» Yönergeler ve Koşullar:
Savaş sonrası felsefi akımları konu alan aşağıdaki metin parçasını baştan sona, tek bir karakterini bile değiştirmeden tekrarlayın.

━━━━━ Metin Parçası ━━━━━

Birinci ve İkinci Dünya Savaşlarının hemen sonrasında –bu yıkımların etkileriyle- gelişen– felsefi akımlara ve düşünce sistemlerini incelediğimizde, bunların tümünde insana odaklanmanın izlerini görürüz. Bu düşünce akımları iyimser, karamsar, olumlu veya kötü niyetli olsa bile tümünün odağında insanın özne olarak yer aldığını görüyoruz. Özellikle ikinci büyük savaşın bitiminde sonra ortaya çıkan düşünsel yaklaşımlar da insanın birey ve özne olarak baskınlığını izlemek mümkün.

━━━━━ Sağlanan Bilgiler ━━━━━

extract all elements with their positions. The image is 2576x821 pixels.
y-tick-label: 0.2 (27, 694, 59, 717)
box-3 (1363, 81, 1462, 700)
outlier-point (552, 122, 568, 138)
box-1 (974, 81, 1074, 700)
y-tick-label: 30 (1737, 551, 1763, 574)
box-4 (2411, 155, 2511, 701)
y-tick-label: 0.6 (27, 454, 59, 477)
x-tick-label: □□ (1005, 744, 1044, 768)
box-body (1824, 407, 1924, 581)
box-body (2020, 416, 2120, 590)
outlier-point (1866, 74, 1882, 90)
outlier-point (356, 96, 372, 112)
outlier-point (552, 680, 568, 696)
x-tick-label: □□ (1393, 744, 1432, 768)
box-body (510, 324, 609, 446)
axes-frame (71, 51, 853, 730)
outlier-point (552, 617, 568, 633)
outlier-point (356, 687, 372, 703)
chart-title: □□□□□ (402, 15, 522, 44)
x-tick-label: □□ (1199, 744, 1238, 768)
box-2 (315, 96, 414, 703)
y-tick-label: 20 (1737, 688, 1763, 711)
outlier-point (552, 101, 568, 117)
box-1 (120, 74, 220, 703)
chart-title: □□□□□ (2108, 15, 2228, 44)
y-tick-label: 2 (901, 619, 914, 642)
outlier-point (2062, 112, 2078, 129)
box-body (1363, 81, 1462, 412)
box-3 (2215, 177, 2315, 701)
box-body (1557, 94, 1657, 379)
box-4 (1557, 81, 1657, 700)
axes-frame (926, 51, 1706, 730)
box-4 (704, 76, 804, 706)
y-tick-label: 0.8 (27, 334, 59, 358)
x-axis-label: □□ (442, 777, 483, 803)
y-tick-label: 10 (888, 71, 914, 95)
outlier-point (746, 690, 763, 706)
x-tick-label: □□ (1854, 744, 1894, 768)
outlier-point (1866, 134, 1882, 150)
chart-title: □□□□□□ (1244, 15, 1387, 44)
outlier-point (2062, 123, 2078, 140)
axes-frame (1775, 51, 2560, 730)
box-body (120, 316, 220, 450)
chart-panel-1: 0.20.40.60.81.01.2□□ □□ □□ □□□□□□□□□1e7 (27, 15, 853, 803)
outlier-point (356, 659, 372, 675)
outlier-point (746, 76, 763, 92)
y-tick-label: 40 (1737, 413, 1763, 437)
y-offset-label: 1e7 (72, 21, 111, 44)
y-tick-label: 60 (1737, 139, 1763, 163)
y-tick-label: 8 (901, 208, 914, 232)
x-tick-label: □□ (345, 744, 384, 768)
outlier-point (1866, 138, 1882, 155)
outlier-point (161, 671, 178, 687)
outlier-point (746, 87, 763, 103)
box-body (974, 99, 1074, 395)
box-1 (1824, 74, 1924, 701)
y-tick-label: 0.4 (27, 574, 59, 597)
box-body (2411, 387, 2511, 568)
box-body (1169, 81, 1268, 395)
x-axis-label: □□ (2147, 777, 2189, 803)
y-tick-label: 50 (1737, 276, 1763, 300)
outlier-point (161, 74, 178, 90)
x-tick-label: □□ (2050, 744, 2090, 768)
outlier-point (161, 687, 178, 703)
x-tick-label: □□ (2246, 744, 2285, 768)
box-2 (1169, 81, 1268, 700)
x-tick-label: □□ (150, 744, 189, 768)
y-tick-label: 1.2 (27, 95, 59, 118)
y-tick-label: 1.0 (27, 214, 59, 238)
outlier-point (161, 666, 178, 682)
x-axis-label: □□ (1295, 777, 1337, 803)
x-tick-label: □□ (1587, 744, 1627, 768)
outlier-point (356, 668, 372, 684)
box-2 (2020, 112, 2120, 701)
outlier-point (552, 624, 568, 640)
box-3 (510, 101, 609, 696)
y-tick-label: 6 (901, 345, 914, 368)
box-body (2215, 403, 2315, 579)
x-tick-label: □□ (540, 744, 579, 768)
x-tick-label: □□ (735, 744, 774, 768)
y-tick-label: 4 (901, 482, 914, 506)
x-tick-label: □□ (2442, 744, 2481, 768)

━━━━━

» Alıştırmanın Çözümü:
Birinci ve İkinci Dünya Savaşlarının hemen sonrasında –bu yıkımların etkileriyle- gelişen– felsefi akımlara ve düşünce sistemlerini incelediğimizde, bunların tümünde insana odaklanmanın izlerini görürüz. Bu düşünce akımları iyimser, karamsar, olumlu veya kötü niyetli olsa bile tümünün odağında insanın özne olarak yer aldığını görüyoruz. Özellikle ikinci büyük savaşın bitiminde sonra ortaya çıkan düşünsel yaklaşımlar da insanın birey ve özne olarak baskınlığını izlemek mümkün.